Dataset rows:
## begin

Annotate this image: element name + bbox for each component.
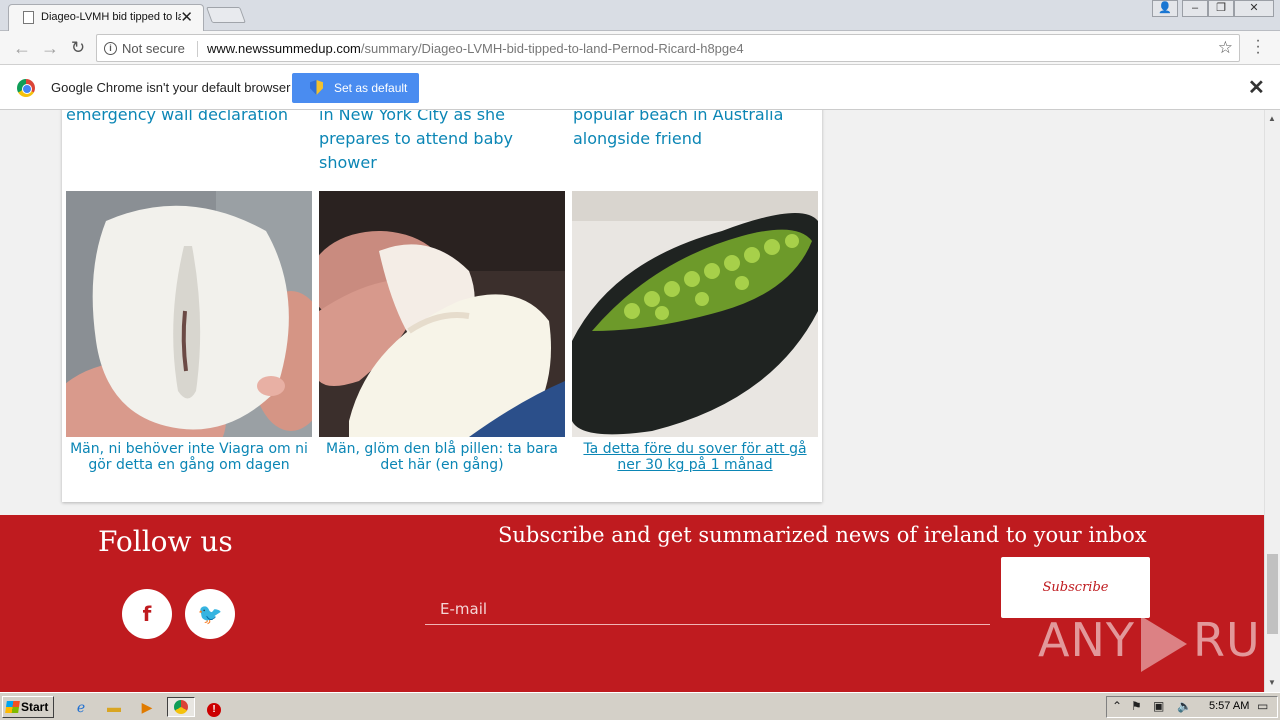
minimize-icon[interactable]: – (1182, 0, 1208, 17)
divider (197, 41, 198, 57)
subscribe-button[interactable]: Subscribe (1001, 557, 1150, 618)
volume-icon[interactable]: 🔈 (1177, 699, 1192, 713)
url-text[interactable]: www.newssummedup.com/summary/Diageo-LVMH… (207, 41, 744, 56)
url-path: /summary/Diageo-LVMH-bid-tipped-to-land-… (360, 41, 744, 56)
ad-caption-link[interactable]: Män, glöm den blå pillen: ta bara det hä… (319, 441, 565, 473)
watermark-left: ANY (1038, 613, 1135, 667)
bookmark-star-icon[interactable]: ☆ (1218, 38, 1233, 58)
ad-caption-link[interactable]: Män, ni behöver inte Viagra om ni gör de… (66, 441, 312, 473)
article-link[interactable]: in New York City as she prepares to atte… (319, 110, 569, 175)
email-field[interactable] (425, 593, 990, 625)
vertical-scrollbar[interactable]: ▲ ▼ (1264, 110, 1280, 692)
infobar-message: Google Chrome isn't your default browser (51, 80, 291, 95)
start-button[interactable]: Start (2, 696, 54, 718)
subscribe-heading: Subscribe and get summarized news of ire… (498, 523, 1147, 547)
new-tab-button[interactable] (206, 7, 246, 23)
anyrun-watermark: ANY RUN (1038, 613, 1264, 672)
address-bar[interactable]: i Not secure www.newssummedup.com/summar… (96, 34, 1240, 62)
chrome-taskbar-icon[interactable] (167, 697, 195, 717)
twitter-icon[interactable]: 🐦 (185, 589, 235, 639)
site-footer: Follow us f 🐦 Subscribe and get summariz… (0, 515, 1264, 692)
system-tray: ⌃ ⚑ ▣ 🔈 ▭ (1106, 696, 1278, 718)
browser-tab-strip: Diageo-LVMH bid tipped to la ✕ 👤 – ❐ ✕ (0, 0, 1280, 31)
watermark-right: RUN (1192, 613, 1264, 667)
ad-thumbnail[interactable] (66, 191, 312, 437)
default-browser-infobar: Google Chrome isn't your default browser… (0, 65, 1280, 110)
page-viewport: emergency wall declaration in New York C… (0, 110, 1264, 692)
uac-shield-icon (310, 80, 323, 95)
follow-us-heading: Follow us (98, 525, 233, 558)
internet-explorer-icon[interactable]: ℯ (70, 697, 92, 717)
set-as-default-label: Set as default (334, 81, 408, 95)
back-arrow-icon[interactable]: ← (10, 36, 34, 60)
scrollbar-thumb[interactable] (1267, 554, 1278, 634)
url-host: www.newssummedup.com (207, 41, 361, 56)
flag-icon[interactable]: ⚑ (1131, 699, 1142, 713)
show-desktop-icon[interactable]: ▭ (1257, 699, 1268, 713)
info-icon[interactable]: i (104, 42, 117, 55)
ad-thumbnail[interactable] (572, 191, 818, 437)
page-icon (23, 11, 34, 24)
forward-arrow-icon[interactable]: → (38, 36, 62, 60)
reload-icon[interactable]: ↻ (66, 36, 90, 60)
scroll-up-icon[interactable]: ▲ (1268, 114, 1276, 123)
ad-image (66, 191, 312, 437)
folder-icon[interactable]: ▬ (103, 697, 125, 717)
stop-icon-glyph: ! (207, 703, 221, 717)
media-player-icon[interactable]: ▶ (136, 697, 158, 717)
restore-icon[interactable]: ❐ (1208, 0, 1234, 17)
chrome-logo-icon (17, 79, 35, 97)
ad-image (572, 191, 818, 437)
sponsored-content-card: emergency wall declaration in New York C… (62, 110, 822, 502)
tab-title: Diageo-LVMH bid tipped to la (41, 11, 181, 23)
infobar-close-icon[interactable]: ✕ (1248, 75, 1265, 100)
article-link[interactable]: popular beach in Australia alongside fri… (573, 110, 813, 151)
browser-toolbar: ← → ↻ i Not secure www.newssummedup.com/… (0, 31, 1280, 65)
chrome-menu-icon[interactable]: · · · (1254, 33, 1262, 61)
windows-taskbar: Start ℯ ▬ ▶ ! ⌃ ⚑ ▣ 🔈 ▭ 5:57 AM (0, 692, 1280, 720)
set-as-default-button[interactable]: Set as default (292, 73, 419, 103)
window-close-icon[interactable]: ✕ (1234, 0, 1274, 17)
play-icon (1140, 615, 1187, 672)
scroll-down-icon[interactable]: ▼ (1268, 678, 1276, 687)
ad-caption-link[interactable]: Ta detta före du sover för att gå ner 30… (572, 441, 818, 473)
facebook-icon[interactable]: f (122, 589, 172, 639)
ad-thumbnail[interactable] (319, 191, 565, 437)
stop-icon[interactable]: ! (203, 697, 225, 717)
windows-logo-icon (5, 701, 20, 713)
chrome-logo-icon (174, 700, 188, 714)
network-icon[interactable]: ▣ (1153, 699, 1164, 713)
article-link[interactable]: emergency wall declaration (66, 110, 306, 127)
browser-tab[interactable]: Diageo-LVMH bid tipped to la ✕ (8, 4, 204, 31)
tab-close-icon[interactable]: ✕ (180, 8, 193, 26)
security-label[interactable]: Not secure (122, 41, 185, 56)
ad-image (319, 191, 565, 437)
window-controls: – ❐ ✕ (1182, 0, 1274, 18)
tray-expand-icon[interactable]: ⌃ (1112, 699, 1122, 713)
start-label: Start (21, 700, 49, 714)
profile-icon[interactable]: 👤 (1152, 0, 1178, 17)
clock: 5:57 AM (1209, 700, 1250, 712)
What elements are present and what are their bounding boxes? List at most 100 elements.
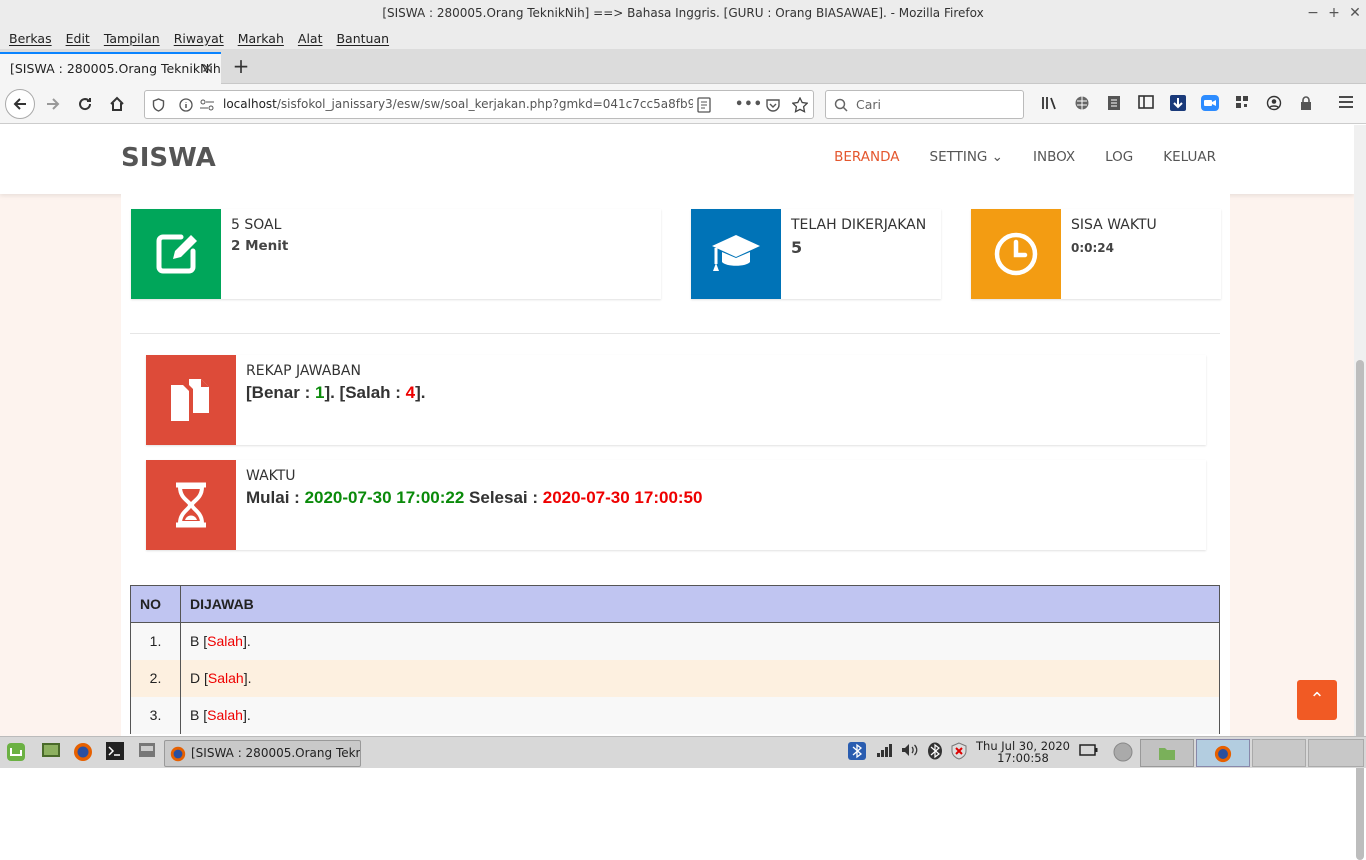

## end

Please copy the data above word for word, leaving out the pictures.

The reply:
Annotate this image: element name + bbox for each component.
minimize-icon[interactable]: – (1182, 0, 1208, 17)
divider (197, 41, 198, 57)
subscribe-button[interactable]: Subscribe (1001, 557, 1150, 618)
volume-icon[interactable]: 🔈 (1177, 699, 1192, 713)
url-text[interactable]: www.newssummedup.com/summary/Diageo-LVMH… (207, 41, 744, 56)
url-path: /summary/Diageo-LVMH-bid-tipped-to-land-… (360, 41, 744, 56)
ad-caption-link[interactable]: Män, glöm den blå pillen: ta bara det hä… (319, 441, 565, 473)
watermark-left: ANY (1038, 613, 1135, 667)
bookmark-star-icon[interactable]: ☆ (1218, 38, 1233, 58)
ad-caption-link[interactable]: Män, ni behöver inte Viagra om ni gör de… (66, 441, 312, 473)
article-link[interactable]: in New York City as she prepares to atte… (319, 110, 569, 175)
email-field[interactable] (425, 593, 990, 625)
vertical-scrollbar[interactable]: ▲ ▼ (1264, 110, 1280, 692)
infobar-message: Google Chrome isn't your default browser (51, 80, 291, 95)
start-button[interactable]: Start (2, 696, 54, 718)
subscribe-heading: Subscribe and get summarized news of ire… (498, 523, 1147, 547)
new-tab-button[interactable] (206, 7, 246, 23)
anyrun-watermark: ANY RUN (1038, 613, 1264, 672)
address-bar[interactable]: i Not secure www.newssummedup.com/summar… (96, 34, 1240, 62)
chrome-taskbar-icon[interactable] (167, 697, 195, 717)
twitter-icon[interactable]: 🐦 (185, 589, 235, 639)
site-footer: Follow us f 🐦 Subscribe and get summariz… (0, 515, 1264, 692)
system-tray: ⌃ ⚑ ▣ 🔈 ▭ (1106, 696, 1278, 718)
browser-tab-strip: Diageo-LVMH bid tipped to la ✕ 👤 – ❐ ✕ (0, 0, 1280, 31)
watermark-right: RUN (1192, 613, 1264, 667)
ad-thumbnail[interactable] (66, 191, 312, 437)
default-browser-infobar: Google Chrome isn't your default browser… (0, 65, 1280, 110)
page-viewport: emergency wall declaration in New York C… (0, 110, 1264, 692)
uac-shield-icon (310, 80, 323, 95)
follow-us-heading: Follow us (98, 525, 233, 558)
internet-explorer-icon[interactable]: ℯ (70, 697, 92, 717)
set-as-default-label: Set as default (334, 81, 408, 95)
back-arrow-icon[interactable]: ← (10, 36, 34, 60)
scrollbar-thumb[interactable] (1267, 554, 1278, 634)
url-host: www.newssummedup.com (207, 41, 361, 56)
flag-icon[interactable]: ⚑ (1131, 699, 1142, 713)
show-desktop-icon[interactable]: ▭ (1257, 699, 1268, 713)
info-icon[interactable]: i (104, 42, 117, 55)
ad-thumbnail[interactable] (572, 191, 818, 437)
page-icon (23, 11, 34, 24)
forward-arrow-icon[interactable]: → (38, 36, 62, 60)
reload-icon[interactable]: ↻ (66, 36, 90, 60)
scroll-up-icon[interactable]: ▲ (1268, 114, 1276, 123)
ad-image (66, 191, 312, 437)
folder-icon[interactable]: ▬ (103, 697, 125, 717)
stop-icon-glyph: ! (207, 703, 221, 717)
media-player-icon[interactable]: ▶ (136, 697, 158, 717)
restore-icon[interactable]: ❐ (1208, 0, 1234, 17)
chrome-logo-icon (17, 79, 35, 97)
ad-image (572, 191, 818, 437)
sponsored-content-card: emergency wall declaration in New York C… (62, 110, 822, 502)
tab-title: Diageo-LVMH bid tipped to la (41, 11, 181, 23)
infobar-close-icon[interactable]: ✕ (1248, 75, 1265, 100)
article-link[interactable]: popular beach in Australia alongside fri… (573, 110, 813, 151)
browser-toolbar: ← → ↻ i Not secure www.newssummedup.com/… (0, 31, 1280, 65)
chrome-menu-icon[interactable]: · · · (1254, 33, 1262, 61)
windows-taskbar: Start ℯ ▬ ▶ ! ⌃ ⚑ ▣ 🔈 ▭ 5:57 AM (0, 692, 1280, 720)
set-as-default-button[interactable]: Set as default (292, 73, 419, 103)
window-close-icon[interactable]: ✕ (1234, 0, 1274, 17)
play-icon (1140, 615, 1187, 672)
scroll-down-icon[interactable]: ▼ (1268, 678, 1276, 687)
ad-caption-link[interactable]: Ta detta före du sover för att gå ner 30… (572, 441, 818, 473)
facebook-icon[interactable]: f (122, 589, 172, 639)
ad-thumbnail[interactable] (319, 191, 565, 437)
stop-icon[interactable]: ! (203, 697, 225, 717)
windows-logo-icon (5, 701, 20, 713)
chrome-logo-icon (174, 700, 188, 714)
network-icon[interactable]: ▣ (1153, 699, 1164, 713)
article-link[interactable]: emergency wall declaration (66, 110, 306, 127)
browser-tab[interactable]: Diageo-LVMH bid tipped to la ✕ (8, 4, 204, 31)
tab-close-icon[interactable]: ✕ (180, 8, 193, 26)
security-label[interactable]: Not secure (122, 41, 185, 56)
ad-image (319, 191, 565, 437)
window-controls: – ❐ ✕ (1182, 0, 1274, 18)
tray-expand-icon[interactable]: ⌃ (1112, 699, 1122, 713)
start-label: Start (21, 700, 49, 714)
profile-icon[interactable]: 👤 (1152, 0, 1178, 17)
clock: 5:57 AM (1209, 700, 1250, 712)
What elements are present and what are their bounding boxes? List at most 100 elements.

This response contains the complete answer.